Scan the entries below and extract each line with the word "графической" in it.
○ ○ ○ ○ ○ ○ ○
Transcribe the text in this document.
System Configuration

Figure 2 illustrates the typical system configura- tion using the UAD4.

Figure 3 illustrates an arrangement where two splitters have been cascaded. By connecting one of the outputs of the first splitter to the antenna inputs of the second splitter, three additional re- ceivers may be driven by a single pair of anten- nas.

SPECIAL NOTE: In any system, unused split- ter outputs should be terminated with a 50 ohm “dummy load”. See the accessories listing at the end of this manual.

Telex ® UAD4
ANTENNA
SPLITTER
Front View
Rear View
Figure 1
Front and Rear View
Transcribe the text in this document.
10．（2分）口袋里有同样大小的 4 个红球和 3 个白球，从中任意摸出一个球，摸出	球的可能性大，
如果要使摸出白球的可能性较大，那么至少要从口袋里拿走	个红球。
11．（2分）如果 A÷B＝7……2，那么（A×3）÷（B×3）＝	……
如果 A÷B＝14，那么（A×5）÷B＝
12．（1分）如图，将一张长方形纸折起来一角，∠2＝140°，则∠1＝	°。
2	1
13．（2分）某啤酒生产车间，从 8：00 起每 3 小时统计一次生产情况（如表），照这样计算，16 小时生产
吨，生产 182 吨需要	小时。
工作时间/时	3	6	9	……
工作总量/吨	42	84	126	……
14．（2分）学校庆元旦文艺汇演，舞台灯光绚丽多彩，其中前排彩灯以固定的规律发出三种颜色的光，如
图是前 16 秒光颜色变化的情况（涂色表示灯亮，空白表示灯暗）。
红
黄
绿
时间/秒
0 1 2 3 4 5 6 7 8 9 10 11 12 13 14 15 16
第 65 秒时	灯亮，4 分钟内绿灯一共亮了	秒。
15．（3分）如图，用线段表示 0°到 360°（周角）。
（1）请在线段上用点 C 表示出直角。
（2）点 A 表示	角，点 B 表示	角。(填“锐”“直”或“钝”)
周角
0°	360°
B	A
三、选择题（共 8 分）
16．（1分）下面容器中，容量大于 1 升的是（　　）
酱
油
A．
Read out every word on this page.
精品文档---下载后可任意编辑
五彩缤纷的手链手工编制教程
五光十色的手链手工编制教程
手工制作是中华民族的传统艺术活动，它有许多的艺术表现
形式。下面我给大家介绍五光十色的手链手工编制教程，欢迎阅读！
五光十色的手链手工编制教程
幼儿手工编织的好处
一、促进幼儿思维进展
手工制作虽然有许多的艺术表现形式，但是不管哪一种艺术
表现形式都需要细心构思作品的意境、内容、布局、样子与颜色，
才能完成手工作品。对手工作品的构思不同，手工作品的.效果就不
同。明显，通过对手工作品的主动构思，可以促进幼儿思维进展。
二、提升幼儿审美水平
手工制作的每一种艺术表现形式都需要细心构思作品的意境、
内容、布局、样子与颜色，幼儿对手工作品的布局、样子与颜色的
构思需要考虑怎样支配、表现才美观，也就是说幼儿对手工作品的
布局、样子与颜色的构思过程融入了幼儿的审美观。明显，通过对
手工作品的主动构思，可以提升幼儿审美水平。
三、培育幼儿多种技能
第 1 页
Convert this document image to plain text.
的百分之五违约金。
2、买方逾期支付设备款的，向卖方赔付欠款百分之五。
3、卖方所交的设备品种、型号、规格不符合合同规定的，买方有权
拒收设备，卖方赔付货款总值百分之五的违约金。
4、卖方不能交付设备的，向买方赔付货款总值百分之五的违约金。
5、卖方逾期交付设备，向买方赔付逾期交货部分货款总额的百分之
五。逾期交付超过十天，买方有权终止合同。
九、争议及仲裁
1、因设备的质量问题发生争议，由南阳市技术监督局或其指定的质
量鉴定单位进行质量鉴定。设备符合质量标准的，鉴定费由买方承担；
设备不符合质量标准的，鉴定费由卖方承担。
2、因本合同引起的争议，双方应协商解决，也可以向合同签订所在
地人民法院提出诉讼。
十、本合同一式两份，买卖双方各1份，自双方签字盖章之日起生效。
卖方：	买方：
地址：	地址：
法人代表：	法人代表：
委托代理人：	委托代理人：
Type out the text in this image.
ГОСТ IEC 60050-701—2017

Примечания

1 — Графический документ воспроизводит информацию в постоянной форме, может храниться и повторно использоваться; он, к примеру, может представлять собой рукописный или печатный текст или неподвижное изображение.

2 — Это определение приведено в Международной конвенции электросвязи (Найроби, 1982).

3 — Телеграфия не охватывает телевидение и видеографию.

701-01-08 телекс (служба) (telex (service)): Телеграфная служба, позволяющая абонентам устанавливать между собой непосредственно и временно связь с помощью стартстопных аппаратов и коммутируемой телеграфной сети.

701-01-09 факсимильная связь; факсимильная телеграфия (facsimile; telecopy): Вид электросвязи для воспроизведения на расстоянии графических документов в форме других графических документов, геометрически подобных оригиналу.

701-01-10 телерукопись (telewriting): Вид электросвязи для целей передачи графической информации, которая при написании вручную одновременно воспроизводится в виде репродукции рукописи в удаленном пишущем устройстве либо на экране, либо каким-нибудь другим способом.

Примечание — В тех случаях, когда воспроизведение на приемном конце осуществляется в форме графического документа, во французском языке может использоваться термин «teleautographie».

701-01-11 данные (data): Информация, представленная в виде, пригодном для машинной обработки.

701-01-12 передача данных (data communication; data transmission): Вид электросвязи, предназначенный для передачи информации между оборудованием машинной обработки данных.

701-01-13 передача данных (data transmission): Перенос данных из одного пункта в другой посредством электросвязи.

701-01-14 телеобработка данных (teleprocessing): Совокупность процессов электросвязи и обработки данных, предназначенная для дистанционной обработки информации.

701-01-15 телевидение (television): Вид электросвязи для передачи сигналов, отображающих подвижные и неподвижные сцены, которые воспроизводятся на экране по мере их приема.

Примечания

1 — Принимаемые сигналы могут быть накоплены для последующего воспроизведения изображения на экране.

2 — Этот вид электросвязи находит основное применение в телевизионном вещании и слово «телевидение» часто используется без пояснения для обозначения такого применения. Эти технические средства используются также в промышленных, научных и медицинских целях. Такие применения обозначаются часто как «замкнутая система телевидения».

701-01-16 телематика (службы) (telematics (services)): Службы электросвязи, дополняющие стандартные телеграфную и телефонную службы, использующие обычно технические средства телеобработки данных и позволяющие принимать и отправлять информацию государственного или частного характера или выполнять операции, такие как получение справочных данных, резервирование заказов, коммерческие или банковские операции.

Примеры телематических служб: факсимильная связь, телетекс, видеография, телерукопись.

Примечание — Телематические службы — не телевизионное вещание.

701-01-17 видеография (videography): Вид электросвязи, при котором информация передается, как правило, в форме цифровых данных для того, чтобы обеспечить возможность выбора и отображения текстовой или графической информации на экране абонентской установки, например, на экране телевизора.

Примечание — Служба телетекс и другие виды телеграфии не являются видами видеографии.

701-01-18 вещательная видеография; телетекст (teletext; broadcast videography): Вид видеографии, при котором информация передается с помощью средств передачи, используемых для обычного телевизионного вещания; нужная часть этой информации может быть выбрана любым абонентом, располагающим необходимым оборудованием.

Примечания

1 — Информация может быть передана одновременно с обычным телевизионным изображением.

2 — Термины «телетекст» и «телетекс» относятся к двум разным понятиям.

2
○ ○ ○ ○ ○ ○ ○
(Final result):
701-01-10 телерукопись (telewriting): Вид электросвязи для целей передачи графической информации, которая при написании вручную одновременно воспроизводится в виде репродукции рукописи в удаленном пишущем устройстве либо на экране, либо каким-нибудь другим способом.
701-01-17 видеография (videography): Вид электросвязи, при котором информация передается, как правило, в форме цифровых данных для того, чтобы обеспечить возможность выбора и отображения текстовой или графической информации на экране абонентской установки, например, на экране телевизора.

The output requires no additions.